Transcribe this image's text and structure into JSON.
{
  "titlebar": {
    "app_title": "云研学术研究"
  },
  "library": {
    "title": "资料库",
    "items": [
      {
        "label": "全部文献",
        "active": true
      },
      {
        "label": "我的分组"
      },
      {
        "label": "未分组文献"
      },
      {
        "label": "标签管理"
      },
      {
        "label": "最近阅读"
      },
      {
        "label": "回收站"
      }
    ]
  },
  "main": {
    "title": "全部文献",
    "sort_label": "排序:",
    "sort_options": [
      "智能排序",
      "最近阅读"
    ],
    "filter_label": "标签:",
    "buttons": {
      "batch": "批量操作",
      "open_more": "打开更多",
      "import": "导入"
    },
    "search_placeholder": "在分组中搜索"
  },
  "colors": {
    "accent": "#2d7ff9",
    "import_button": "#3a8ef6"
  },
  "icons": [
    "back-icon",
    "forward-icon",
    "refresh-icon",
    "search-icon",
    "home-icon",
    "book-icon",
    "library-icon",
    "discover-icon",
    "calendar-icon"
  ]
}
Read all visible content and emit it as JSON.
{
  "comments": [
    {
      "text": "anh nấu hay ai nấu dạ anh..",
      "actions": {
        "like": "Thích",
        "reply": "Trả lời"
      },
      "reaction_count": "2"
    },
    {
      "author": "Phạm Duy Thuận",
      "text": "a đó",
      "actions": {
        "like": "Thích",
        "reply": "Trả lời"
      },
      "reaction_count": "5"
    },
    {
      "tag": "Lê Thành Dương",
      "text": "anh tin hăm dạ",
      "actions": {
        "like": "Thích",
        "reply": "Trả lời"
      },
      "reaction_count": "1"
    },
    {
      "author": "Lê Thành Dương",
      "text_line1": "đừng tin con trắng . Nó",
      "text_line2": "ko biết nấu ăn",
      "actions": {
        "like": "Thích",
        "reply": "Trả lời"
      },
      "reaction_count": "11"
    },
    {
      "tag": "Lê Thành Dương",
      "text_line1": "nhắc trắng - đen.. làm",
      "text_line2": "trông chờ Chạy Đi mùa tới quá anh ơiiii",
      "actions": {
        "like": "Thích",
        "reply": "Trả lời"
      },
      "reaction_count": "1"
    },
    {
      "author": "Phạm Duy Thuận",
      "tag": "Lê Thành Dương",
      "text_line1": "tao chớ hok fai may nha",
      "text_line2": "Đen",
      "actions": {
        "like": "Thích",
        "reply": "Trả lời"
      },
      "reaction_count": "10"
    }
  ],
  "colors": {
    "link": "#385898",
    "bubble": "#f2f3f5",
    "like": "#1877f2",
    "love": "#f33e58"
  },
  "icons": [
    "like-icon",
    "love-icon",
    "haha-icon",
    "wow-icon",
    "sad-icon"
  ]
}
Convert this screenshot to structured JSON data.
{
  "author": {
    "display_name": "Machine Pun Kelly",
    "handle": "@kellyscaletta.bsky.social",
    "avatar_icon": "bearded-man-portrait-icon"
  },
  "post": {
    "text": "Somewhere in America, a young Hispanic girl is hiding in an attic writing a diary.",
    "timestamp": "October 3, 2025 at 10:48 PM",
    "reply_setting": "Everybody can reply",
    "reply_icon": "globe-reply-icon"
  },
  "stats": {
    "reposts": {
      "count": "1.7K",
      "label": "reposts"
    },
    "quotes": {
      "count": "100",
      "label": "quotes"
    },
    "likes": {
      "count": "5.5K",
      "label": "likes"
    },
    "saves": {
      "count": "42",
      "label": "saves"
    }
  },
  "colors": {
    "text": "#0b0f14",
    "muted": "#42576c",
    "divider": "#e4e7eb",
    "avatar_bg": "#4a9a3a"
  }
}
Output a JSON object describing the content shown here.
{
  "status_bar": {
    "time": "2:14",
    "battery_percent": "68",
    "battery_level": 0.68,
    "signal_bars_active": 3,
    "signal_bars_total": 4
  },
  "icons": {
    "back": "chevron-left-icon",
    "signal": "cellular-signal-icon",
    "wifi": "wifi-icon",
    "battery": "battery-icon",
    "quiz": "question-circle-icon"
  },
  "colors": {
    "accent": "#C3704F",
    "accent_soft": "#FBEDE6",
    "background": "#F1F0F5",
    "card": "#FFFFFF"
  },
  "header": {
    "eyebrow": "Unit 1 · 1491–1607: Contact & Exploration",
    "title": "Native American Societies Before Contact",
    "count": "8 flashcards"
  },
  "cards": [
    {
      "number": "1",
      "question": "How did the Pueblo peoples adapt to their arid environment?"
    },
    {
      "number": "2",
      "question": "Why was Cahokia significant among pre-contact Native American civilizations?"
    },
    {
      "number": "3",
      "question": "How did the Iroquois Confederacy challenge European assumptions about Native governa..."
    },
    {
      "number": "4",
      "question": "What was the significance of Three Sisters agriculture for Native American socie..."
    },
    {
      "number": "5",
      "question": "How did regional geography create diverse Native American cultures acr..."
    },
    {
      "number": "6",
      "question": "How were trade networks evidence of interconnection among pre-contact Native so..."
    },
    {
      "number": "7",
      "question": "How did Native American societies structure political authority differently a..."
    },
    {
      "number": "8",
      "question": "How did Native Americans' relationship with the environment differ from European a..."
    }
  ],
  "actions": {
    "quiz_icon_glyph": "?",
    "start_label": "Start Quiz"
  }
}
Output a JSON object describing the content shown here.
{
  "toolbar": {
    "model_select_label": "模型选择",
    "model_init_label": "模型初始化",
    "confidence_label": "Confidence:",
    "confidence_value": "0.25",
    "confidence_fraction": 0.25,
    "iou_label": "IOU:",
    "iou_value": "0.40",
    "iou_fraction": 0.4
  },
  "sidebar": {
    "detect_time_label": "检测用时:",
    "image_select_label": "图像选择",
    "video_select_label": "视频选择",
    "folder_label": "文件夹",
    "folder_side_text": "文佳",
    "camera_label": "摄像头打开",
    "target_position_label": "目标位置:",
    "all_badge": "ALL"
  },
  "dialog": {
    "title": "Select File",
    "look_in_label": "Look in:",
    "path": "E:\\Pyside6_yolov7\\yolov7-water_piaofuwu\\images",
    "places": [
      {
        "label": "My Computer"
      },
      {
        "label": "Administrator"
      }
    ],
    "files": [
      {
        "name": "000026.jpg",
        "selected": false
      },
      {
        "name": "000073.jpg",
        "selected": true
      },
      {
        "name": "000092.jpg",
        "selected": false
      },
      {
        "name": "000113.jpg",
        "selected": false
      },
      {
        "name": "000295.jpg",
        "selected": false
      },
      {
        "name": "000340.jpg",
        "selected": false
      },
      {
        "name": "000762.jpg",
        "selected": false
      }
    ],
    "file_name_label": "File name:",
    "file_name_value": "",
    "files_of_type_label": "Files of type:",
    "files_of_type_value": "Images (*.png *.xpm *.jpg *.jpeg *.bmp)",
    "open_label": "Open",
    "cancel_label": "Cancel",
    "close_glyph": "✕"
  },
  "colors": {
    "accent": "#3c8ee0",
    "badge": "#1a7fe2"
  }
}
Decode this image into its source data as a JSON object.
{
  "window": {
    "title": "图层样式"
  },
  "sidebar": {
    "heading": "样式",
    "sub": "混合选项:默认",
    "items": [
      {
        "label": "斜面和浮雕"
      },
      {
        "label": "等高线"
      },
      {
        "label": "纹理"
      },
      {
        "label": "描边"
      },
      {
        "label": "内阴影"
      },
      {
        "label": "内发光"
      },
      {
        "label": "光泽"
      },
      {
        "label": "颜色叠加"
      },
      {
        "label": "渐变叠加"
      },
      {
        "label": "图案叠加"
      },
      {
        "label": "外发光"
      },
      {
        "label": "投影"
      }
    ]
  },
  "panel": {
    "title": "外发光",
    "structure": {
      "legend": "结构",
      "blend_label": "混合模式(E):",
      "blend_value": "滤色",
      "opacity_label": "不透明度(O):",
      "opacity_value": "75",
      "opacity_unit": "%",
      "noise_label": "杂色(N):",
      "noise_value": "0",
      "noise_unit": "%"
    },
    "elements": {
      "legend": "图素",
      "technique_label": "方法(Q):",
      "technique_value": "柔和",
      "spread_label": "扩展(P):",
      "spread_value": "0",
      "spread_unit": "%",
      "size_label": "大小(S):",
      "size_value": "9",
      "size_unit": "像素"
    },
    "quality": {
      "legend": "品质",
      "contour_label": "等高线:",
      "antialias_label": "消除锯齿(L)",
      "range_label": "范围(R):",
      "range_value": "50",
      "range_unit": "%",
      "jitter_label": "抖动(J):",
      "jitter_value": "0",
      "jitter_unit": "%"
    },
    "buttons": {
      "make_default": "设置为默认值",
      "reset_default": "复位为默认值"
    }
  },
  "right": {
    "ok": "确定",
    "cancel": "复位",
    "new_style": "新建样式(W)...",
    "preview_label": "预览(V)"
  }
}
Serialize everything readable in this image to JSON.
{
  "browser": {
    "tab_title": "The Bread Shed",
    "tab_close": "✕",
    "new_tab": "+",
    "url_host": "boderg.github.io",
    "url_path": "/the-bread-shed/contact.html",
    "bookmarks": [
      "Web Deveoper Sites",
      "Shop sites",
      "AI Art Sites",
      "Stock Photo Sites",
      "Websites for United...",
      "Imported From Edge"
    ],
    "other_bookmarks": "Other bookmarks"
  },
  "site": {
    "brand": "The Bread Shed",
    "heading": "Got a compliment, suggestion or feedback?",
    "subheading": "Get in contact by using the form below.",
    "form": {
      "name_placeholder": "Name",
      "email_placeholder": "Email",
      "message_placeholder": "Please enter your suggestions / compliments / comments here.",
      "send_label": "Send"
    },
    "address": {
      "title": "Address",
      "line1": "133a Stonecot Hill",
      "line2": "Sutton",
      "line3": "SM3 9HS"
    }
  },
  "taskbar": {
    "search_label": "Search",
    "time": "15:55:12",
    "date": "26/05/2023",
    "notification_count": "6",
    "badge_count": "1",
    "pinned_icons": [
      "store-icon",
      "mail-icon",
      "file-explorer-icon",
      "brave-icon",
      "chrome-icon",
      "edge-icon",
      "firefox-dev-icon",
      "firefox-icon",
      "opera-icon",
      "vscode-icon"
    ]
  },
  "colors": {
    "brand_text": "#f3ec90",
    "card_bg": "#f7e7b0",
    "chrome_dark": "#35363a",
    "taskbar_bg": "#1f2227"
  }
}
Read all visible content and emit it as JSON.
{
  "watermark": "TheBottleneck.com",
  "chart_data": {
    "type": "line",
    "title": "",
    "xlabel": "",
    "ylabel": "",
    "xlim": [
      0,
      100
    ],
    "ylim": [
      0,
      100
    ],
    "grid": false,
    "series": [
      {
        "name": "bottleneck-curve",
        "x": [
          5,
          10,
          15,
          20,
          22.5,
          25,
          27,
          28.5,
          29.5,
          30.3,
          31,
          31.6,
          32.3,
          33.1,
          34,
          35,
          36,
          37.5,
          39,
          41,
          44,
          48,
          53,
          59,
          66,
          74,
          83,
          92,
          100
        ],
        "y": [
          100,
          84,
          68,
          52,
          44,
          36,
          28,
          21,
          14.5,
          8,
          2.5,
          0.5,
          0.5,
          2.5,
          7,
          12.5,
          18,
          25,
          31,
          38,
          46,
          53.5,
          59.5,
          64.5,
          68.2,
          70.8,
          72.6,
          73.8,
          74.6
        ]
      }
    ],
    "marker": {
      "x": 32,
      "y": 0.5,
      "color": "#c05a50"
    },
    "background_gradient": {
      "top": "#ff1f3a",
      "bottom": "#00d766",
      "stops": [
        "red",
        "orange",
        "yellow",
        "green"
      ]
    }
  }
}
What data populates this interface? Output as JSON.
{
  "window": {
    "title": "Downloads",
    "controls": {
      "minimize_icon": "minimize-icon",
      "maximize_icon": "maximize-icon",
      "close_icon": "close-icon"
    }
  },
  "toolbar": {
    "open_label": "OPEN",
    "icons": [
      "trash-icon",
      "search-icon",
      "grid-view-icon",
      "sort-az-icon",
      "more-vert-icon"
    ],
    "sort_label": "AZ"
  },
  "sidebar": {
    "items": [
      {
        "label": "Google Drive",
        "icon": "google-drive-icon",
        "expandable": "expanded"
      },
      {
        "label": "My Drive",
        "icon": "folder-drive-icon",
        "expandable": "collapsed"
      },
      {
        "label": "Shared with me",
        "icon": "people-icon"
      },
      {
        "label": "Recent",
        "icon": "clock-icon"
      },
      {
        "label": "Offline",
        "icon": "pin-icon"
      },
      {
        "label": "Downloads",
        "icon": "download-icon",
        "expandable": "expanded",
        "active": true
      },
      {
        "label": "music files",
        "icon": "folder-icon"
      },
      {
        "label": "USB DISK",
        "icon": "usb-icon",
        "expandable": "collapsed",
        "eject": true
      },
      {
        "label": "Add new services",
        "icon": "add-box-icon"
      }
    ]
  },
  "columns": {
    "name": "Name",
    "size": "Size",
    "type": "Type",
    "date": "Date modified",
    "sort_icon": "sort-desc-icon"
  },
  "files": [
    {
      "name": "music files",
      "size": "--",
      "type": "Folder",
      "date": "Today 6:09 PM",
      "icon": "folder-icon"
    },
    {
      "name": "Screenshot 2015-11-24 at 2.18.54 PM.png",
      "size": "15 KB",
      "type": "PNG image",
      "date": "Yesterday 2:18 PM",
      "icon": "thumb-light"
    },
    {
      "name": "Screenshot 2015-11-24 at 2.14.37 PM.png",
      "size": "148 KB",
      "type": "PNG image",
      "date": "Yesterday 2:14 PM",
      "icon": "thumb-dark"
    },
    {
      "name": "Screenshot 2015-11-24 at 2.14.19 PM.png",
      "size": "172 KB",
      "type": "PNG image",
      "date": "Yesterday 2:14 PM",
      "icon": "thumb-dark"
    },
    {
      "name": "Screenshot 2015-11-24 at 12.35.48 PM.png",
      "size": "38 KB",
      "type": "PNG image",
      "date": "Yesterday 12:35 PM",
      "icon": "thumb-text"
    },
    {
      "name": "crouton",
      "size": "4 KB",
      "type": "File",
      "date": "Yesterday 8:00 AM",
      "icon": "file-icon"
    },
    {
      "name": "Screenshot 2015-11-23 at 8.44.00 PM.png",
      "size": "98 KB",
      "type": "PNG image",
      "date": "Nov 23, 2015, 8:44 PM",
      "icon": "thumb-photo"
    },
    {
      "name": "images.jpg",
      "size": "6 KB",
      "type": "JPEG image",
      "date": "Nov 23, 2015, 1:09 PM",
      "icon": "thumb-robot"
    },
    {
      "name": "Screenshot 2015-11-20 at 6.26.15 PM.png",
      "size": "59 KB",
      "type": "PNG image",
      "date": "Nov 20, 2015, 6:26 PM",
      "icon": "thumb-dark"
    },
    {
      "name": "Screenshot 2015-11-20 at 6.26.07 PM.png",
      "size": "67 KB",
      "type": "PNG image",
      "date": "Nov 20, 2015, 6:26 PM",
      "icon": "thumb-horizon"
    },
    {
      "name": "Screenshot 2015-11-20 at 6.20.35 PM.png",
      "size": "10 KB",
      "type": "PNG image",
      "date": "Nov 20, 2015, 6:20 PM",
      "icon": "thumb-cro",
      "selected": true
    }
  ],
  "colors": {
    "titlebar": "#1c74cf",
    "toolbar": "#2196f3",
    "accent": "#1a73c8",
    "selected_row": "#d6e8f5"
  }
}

--

Tell how many lines of the data above hold the string "bookmarks". Give only the number.

2